- **EXERCISE**
Gather up all lines that carry the word "with".

Items from a data source:
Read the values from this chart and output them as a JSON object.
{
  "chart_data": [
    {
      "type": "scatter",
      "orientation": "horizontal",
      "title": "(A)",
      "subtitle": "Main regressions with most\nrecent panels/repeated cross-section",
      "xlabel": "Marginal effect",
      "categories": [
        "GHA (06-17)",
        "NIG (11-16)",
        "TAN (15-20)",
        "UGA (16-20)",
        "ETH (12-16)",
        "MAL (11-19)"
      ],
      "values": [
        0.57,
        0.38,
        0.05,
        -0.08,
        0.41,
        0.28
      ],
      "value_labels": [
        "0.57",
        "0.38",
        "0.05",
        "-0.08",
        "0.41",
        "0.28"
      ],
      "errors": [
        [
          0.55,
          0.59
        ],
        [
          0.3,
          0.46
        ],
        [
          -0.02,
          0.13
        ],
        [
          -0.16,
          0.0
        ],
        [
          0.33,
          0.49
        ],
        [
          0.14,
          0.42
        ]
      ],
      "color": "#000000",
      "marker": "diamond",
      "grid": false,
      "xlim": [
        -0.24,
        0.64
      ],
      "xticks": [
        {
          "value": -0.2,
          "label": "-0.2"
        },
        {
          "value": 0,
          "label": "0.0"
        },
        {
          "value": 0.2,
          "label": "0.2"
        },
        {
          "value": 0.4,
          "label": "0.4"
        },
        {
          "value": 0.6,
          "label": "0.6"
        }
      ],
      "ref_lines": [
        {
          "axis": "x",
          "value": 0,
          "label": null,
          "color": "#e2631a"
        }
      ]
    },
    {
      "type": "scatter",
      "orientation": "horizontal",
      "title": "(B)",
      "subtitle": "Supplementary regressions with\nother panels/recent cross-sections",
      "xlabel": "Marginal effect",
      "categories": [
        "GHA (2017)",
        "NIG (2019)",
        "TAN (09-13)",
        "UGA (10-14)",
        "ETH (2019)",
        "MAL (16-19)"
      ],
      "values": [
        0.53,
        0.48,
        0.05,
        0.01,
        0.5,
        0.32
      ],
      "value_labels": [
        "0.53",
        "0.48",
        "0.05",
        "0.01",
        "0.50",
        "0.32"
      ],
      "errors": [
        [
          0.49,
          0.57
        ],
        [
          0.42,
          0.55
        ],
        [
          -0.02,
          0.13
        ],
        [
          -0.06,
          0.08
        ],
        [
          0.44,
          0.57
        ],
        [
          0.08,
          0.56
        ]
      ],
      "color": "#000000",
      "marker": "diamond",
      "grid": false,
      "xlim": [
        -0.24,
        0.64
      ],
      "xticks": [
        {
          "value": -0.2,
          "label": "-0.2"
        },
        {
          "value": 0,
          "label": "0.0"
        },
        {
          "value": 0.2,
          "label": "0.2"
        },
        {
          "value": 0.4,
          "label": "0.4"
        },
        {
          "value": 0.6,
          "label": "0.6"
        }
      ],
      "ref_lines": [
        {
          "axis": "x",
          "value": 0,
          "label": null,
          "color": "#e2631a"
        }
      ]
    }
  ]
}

- **EXPECTED ANSWER**
      "subtitle": "Main regressions with most\nrecent panels/repeated cross-section",
      "subtitle": "Supplementary regressions with\nother panels/recent cross-sections",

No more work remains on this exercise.